[Extracted data entries]
* START *

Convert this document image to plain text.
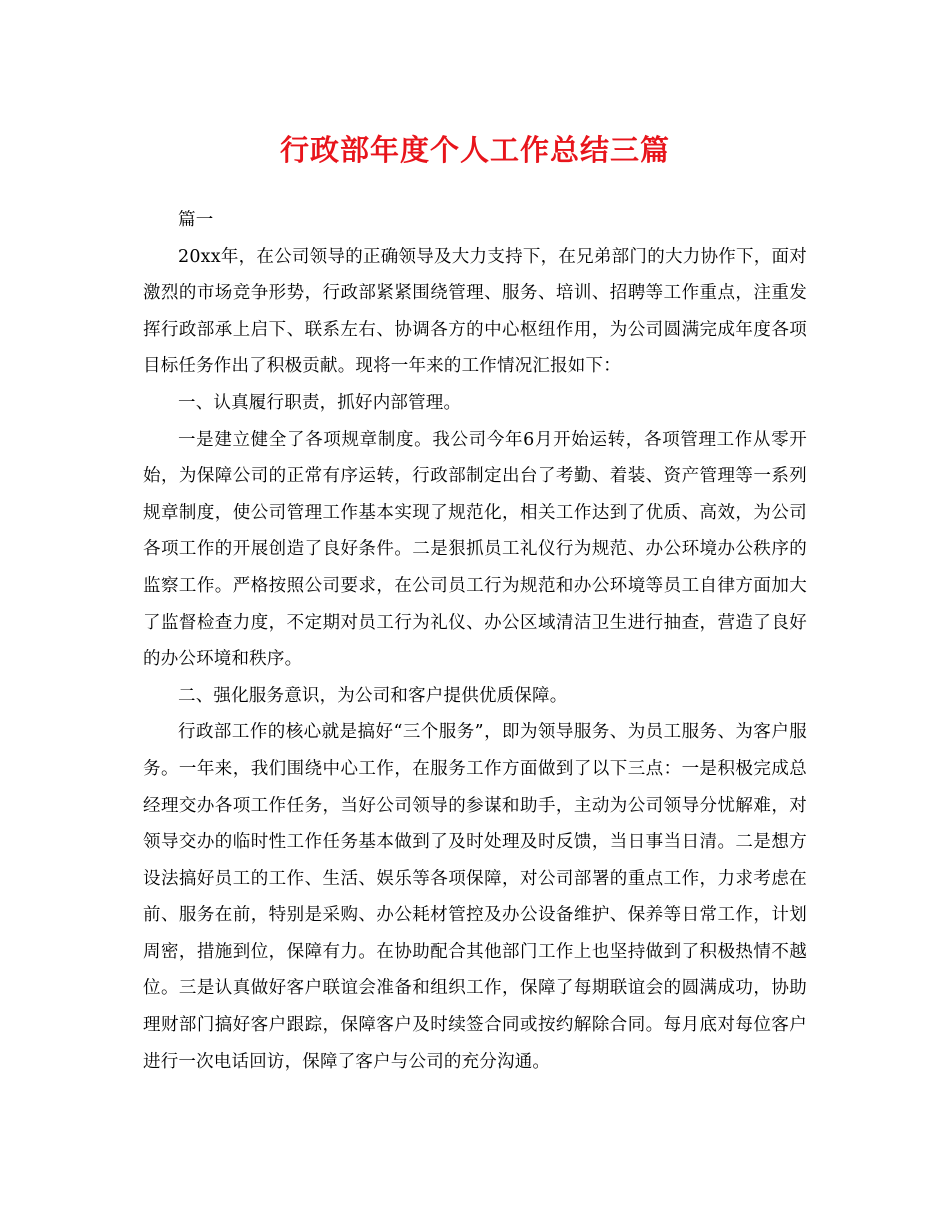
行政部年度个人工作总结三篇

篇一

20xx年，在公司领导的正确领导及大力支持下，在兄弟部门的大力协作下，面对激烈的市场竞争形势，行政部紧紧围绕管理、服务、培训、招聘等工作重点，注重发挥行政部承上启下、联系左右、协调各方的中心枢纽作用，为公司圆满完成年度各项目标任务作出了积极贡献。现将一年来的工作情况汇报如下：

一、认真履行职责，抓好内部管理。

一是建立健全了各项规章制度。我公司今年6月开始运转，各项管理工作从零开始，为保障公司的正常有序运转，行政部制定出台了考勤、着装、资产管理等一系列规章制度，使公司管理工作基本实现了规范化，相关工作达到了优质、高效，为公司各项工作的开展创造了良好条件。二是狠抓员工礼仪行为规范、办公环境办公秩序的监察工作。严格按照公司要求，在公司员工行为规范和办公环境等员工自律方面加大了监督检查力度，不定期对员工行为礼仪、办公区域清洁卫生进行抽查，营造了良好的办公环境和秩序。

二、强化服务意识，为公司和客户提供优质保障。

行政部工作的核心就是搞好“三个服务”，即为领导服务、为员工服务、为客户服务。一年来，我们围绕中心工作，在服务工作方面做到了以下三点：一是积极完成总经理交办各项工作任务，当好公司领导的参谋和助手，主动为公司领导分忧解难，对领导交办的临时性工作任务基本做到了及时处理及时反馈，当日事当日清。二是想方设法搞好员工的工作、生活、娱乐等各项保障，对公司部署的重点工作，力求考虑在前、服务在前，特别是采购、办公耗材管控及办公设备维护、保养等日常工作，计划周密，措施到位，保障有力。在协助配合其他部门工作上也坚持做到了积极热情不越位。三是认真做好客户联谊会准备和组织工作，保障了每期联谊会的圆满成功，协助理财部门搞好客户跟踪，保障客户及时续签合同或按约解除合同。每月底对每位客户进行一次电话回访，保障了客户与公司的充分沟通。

* END *

- [WHAT YOU SHOULD DO]: Leave the images out and output the remaining material exactly as it stands.

- [RESULT OF THE TASK]:
Convert this document image to plain text.
行政部年度个人工作总结三篇

篇一

20xx年，在公司领导的正确领导及大力支持下，在兄弟部门的大力协作下，面对激烈的市场竞争形势，行政部紧紧围绕管理、服务、培训、招聘等工作重点，注重发挥行政部承上启下、联系左右、协调各方的中心枢纽作用，为公司圆满完成年度各项目标任务作出了积极贡献。现将一年来的工作情况汇报如下：

一、认真履行职责，抓好内部管理。

一是建立健全了各项规章制度。我公司今年6月开始运转，各项管理工作从零开始，为保障公司的正常有序运转，行政部制定出台了考勤、着装、资产管理等一系列规章制度，使公司管理工作基本实现了规范化，相关工作达到了优质、高效，为公司各项工作的开展创造了良好条件。二是狠抓员工礼仪行为规范、办公环境办公秩序的监察工作。严格按照公司要求，在公司员工行为规范和办公环境等员工自律方面加大了监督检查力度，不定期对员工行为礼仪、办公区域清洁卫生进行抽查，营造了良好的办公环境和秩序。

二、强化服务意识，为公司和客户提供优质保障。

行政部工作的核心就是搞好“三个服务”，即为领导服务、为员工服务、为客户服务。一年来，我们围绕中心工作，在服务工作方面做到了以下三点：一是积极完成总经理交办各项工作任务，当好公司领导的参谋和助手，主动为公司领导分忧解难，对领导交办的临时性工作任务基本做到了及时处理及时反馈，当日事当日清。二是想方设法搞好员工的工作、生活、娱乐等各项保障，对公司部署的重点工作，力求考虑在前、服务在前，特别是采购、办公耗材管控及办公设备维护、保养等日常工作，计划周密，措施到位，保障有力。在协助配合其他部门工作上也坚持做到了积极热情不越位。三是认真做好客户联谊会准备和组织工作，保障了每期联谊会的圆满成功，协助理财部门搞好客户跟踪，保障客户及时续签合同或按约解除合同。每月底对每位客户进行一次电话回访，保障了客户与公司的充分沟通。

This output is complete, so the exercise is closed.